Report each line of the data that has "this" somewhere in it.

* BEGIN *

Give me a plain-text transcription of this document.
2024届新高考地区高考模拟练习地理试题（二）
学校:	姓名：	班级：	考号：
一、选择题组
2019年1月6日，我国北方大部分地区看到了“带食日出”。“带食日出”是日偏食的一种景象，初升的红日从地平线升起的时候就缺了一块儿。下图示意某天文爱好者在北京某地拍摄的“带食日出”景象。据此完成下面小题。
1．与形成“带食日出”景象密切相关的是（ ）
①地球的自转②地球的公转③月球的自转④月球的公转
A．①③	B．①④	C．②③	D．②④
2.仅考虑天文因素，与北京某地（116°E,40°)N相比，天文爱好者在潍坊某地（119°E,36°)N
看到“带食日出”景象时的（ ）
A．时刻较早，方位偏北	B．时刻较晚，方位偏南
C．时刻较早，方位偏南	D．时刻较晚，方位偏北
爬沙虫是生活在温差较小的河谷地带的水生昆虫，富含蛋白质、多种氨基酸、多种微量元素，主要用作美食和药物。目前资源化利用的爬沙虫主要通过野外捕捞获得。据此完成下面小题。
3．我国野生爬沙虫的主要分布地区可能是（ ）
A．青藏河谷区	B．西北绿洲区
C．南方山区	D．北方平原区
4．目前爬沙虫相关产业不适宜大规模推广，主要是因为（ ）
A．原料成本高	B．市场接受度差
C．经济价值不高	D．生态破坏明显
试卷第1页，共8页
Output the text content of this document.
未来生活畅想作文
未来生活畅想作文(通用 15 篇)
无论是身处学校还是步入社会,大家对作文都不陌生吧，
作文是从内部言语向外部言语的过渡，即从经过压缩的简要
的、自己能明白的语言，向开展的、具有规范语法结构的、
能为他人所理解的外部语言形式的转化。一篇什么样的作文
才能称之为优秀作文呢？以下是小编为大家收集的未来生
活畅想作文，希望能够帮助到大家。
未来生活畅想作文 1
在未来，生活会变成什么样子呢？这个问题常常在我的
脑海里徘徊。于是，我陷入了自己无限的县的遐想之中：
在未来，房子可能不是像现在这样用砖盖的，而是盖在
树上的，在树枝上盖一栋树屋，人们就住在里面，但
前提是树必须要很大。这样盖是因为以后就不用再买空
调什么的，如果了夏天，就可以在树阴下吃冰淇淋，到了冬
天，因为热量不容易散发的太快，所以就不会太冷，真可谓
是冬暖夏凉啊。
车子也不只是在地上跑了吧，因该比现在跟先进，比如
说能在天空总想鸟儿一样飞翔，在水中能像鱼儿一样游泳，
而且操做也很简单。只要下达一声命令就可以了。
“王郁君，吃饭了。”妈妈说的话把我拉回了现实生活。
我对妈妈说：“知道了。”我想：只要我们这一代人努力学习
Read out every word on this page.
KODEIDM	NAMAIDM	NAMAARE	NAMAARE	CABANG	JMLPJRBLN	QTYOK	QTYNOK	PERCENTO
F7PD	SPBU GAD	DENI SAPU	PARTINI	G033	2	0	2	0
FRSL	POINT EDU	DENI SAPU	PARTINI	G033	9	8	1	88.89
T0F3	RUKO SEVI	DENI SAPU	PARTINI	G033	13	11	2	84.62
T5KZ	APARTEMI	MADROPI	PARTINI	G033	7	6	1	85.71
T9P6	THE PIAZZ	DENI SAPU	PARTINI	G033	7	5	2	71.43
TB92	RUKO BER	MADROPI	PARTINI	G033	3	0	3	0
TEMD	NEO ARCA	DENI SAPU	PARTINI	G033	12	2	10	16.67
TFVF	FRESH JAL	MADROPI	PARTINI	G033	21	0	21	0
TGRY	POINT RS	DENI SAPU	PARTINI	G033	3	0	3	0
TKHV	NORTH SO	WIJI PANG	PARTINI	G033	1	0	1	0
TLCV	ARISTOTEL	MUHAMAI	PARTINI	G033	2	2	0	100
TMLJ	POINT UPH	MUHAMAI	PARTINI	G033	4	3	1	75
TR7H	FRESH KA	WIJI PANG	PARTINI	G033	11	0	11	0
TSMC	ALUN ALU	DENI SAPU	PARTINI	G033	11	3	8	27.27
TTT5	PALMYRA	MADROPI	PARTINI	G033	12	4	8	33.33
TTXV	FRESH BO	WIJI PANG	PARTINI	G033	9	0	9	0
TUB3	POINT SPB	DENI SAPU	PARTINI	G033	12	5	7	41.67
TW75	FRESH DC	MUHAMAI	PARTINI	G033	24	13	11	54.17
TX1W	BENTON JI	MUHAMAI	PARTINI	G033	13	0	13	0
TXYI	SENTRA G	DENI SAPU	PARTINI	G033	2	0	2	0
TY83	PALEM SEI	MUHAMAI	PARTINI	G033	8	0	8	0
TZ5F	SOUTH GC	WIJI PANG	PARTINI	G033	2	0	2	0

* END *

* **Solution**:
Give me a plain-text transcription of this document.
Output the text content of this document.
Read out every word on this page.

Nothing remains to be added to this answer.